> Exercise directions:
Going through the records that follow, please count the lines with "likes" in them and give only the count.

> Information:
-*-*-

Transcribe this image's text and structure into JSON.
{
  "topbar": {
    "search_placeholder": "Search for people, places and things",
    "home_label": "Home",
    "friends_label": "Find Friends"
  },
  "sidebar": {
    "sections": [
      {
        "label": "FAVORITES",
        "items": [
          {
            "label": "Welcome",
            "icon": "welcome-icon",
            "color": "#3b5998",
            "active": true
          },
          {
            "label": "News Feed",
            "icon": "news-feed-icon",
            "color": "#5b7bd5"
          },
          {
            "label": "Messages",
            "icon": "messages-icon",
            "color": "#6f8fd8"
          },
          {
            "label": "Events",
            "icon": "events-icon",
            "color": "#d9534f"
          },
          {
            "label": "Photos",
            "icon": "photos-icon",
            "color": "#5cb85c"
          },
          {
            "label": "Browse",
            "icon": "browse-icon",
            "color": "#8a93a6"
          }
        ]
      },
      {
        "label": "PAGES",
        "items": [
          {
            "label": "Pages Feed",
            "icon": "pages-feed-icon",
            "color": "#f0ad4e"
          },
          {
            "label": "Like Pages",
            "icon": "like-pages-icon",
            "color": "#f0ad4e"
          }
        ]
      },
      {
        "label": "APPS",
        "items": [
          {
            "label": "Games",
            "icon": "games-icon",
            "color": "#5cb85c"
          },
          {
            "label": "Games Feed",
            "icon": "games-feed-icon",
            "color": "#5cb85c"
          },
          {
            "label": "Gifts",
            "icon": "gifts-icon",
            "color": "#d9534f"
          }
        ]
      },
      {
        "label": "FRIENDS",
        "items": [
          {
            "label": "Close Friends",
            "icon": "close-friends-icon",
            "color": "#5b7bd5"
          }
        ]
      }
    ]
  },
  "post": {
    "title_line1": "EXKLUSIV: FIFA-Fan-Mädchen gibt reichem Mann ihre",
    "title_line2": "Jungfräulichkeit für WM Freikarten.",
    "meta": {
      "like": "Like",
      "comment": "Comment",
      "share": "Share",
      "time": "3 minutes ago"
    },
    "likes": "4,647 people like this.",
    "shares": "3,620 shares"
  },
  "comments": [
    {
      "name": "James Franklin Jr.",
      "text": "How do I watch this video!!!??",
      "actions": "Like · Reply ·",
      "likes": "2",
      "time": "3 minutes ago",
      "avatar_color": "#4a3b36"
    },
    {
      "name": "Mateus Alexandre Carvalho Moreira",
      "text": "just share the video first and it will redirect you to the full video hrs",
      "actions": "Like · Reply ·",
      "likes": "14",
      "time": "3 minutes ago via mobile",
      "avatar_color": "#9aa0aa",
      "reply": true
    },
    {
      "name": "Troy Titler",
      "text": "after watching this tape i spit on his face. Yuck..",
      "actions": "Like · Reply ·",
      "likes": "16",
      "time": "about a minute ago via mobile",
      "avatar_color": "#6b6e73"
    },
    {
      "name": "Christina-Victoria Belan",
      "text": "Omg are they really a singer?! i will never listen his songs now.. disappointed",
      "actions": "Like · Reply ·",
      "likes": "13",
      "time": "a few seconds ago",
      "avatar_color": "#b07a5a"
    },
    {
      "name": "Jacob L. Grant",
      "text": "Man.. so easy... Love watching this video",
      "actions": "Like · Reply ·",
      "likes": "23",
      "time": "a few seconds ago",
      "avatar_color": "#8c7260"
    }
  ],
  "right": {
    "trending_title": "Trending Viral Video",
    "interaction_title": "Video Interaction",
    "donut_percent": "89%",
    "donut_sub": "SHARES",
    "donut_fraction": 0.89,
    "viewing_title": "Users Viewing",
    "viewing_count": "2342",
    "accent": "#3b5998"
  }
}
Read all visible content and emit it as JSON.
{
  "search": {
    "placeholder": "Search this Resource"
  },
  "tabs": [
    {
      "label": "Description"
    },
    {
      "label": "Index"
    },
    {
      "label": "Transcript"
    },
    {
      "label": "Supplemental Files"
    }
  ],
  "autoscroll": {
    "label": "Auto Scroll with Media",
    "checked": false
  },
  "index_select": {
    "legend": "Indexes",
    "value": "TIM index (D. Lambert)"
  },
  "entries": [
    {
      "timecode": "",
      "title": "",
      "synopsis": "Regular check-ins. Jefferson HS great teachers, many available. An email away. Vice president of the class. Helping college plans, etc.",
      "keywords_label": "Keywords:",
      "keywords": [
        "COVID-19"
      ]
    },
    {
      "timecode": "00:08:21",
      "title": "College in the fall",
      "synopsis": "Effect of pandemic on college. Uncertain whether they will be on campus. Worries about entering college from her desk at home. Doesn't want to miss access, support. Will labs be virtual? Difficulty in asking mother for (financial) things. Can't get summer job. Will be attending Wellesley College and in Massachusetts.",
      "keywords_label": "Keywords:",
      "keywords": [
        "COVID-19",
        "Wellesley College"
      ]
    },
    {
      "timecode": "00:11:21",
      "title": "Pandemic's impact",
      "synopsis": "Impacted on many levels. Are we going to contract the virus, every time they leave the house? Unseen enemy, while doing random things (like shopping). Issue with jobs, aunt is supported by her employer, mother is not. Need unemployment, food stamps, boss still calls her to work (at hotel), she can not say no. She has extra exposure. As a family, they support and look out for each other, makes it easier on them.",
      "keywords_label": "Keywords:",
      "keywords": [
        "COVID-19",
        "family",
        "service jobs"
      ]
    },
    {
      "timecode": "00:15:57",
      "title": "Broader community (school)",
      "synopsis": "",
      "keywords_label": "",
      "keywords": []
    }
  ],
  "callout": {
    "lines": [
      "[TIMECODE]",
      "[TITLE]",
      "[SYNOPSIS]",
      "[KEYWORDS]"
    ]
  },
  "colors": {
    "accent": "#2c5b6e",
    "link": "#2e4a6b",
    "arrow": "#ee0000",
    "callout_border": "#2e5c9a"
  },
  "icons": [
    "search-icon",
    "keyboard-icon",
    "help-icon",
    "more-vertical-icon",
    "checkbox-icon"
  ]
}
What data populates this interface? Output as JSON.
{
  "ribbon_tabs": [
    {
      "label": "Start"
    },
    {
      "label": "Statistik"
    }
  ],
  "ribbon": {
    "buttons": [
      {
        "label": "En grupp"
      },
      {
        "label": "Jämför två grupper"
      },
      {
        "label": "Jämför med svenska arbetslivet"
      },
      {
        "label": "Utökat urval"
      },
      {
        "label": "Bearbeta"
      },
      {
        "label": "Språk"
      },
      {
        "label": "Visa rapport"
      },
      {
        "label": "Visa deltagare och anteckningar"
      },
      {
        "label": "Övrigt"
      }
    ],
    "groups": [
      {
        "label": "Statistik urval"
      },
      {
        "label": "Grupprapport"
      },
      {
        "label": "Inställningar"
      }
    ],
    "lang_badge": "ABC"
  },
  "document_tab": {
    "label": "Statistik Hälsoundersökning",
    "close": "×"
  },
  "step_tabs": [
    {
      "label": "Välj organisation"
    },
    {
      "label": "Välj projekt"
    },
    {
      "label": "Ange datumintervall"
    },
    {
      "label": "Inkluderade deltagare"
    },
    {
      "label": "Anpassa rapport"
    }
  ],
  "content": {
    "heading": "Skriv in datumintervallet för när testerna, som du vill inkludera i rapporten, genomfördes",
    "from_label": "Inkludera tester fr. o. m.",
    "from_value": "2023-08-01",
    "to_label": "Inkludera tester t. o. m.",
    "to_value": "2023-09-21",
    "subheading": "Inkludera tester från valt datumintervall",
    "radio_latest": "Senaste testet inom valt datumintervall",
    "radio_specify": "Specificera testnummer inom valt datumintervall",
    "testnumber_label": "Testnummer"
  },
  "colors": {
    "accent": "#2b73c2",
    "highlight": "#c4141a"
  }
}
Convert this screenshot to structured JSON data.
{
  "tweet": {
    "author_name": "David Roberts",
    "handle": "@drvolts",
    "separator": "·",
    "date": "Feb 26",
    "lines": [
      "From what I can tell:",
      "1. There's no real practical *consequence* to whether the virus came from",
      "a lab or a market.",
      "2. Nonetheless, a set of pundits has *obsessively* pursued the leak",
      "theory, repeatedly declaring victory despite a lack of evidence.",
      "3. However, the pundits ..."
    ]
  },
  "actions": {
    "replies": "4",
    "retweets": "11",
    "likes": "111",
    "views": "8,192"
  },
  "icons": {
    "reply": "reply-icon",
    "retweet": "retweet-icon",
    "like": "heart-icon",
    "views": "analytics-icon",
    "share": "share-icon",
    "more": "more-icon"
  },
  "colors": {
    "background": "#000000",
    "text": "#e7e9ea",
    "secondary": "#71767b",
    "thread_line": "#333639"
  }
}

-*-*-

> Your solution:
7